PROBLEM DETAILS. Among the entries below, count the lines where the string "marker" occurs, and give only the number.

RECORDS FOR THIS TASK.
=======

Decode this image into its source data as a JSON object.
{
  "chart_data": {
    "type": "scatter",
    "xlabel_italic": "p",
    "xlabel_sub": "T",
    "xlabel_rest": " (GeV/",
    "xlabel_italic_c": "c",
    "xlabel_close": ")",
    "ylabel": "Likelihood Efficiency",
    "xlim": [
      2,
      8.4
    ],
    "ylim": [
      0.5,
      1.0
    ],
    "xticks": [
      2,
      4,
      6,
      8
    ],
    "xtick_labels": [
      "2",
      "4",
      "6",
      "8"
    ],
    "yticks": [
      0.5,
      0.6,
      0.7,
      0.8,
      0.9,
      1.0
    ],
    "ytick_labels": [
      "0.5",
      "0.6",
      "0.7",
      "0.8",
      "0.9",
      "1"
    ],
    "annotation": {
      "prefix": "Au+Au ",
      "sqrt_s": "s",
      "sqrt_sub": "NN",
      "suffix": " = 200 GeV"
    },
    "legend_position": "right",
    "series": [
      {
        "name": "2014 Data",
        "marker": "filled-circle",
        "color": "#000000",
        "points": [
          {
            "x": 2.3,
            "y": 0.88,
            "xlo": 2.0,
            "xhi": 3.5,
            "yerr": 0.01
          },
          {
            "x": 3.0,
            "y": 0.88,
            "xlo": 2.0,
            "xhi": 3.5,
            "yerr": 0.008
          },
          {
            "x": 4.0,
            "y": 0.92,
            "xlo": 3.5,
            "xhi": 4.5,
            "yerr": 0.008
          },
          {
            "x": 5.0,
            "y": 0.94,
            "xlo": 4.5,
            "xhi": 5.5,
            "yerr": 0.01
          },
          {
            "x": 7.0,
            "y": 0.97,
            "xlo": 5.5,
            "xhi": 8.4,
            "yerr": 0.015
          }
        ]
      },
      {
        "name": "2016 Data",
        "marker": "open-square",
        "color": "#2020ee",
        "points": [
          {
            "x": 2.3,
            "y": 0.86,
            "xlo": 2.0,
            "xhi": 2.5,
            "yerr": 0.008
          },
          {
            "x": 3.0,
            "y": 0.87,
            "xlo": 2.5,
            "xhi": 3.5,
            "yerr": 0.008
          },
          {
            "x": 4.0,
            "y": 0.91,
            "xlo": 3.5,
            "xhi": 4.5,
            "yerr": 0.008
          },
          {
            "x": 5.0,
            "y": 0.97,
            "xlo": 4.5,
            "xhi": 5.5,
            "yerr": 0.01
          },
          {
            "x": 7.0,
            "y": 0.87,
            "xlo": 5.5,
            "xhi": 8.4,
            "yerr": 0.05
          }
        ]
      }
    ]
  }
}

=======

ANSWER TO THE PROBLEM. 2